▶ [DATASET EXTRACT]:
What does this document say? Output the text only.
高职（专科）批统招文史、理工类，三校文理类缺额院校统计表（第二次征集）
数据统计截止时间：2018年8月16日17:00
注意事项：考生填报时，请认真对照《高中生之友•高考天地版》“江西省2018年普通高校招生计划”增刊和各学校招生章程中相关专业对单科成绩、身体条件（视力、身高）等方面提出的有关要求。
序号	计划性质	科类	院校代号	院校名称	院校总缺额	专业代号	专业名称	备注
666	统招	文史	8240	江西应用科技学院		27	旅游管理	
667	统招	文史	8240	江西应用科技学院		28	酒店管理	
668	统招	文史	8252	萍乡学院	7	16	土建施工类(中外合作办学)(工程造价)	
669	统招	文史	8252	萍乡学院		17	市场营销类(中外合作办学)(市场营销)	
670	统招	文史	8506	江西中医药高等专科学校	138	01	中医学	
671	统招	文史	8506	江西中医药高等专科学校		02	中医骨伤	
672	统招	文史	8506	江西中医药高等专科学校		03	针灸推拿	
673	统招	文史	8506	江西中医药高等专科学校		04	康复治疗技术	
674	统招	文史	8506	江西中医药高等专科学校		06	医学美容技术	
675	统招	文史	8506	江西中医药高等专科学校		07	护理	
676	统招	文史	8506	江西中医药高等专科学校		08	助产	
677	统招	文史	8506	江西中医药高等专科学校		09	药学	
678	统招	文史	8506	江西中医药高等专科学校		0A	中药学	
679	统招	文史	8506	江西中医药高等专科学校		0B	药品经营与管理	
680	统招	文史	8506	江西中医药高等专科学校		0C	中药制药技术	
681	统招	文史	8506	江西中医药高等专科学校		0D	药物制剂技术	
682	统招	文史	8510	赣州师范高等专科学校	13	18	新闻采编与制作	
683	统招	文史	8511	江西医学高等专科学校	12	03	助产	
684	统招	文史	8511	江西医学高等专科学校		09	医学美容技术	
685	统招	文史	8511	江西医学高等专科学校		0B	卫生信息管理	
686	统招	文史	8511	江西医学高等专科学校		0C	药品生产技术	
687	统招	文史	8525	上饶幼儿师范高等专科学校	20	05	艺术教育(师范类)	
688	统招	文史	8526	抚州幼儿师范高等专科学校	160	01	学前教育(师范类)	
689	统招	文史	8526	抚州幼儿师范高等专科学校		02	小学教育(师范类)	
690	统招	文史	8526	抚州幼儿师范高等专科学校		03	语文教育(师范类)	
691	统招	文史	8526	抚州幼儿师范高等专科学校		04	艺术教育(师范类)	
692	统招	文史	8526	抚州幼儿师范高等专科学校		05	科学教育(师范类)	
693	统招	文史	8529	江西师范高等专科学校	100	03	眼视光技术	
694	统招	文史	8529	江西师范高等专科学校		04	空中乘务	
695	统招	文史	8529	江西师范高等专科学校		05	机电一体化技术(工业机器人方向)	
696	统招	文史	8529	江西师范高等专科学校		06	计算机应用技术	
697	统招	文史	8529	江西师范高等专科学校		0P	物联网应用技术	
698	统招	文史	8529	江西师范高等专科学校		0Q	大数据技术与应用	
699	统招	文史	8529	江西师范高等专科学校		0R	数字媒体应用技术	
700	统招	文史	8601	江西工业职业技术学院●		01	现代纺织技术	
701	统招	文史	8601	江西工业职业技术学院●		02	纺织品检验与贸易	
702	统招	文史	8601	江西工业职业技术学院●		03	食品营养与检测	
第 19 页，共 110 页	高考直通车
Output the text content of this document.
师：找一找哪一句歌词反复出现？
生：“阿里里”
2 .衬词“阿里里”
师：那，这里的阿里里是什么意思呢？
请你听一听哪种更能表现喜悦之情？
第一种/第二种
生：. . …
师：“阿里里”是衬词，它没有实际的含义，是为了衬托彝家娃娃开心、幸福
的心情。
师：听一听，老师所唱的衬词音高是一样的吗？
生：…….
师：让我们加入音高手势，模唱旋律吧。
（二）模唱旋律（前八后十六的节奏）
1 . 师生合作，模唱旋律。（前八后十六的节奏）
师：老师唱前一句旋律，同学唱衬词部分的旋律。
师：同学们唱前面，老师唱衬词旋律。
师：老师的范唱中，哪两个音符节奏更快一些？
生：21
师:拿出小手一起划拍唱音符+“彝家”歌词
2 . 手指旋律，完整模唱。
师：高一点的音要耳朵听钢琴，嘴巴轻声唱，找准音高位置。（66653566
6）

▶ [WRITTEN EXERCISE]:
Pull out all lines from the listing that contain the string "江西医学高等专科学校".

▶ [TASK ANSWER]:
683	统招	文史	8511	江西医学高等专科学校	12	03	助产	
684	统招	文史	8511	江西医学高等专科学校		09	医学美容技术	
685	统招	文史	8511	江西医学高等专科学校		0B	卫生信息管理	
686	统招	文史	8511	江西医学高等专科学校		0C	药品生产技术	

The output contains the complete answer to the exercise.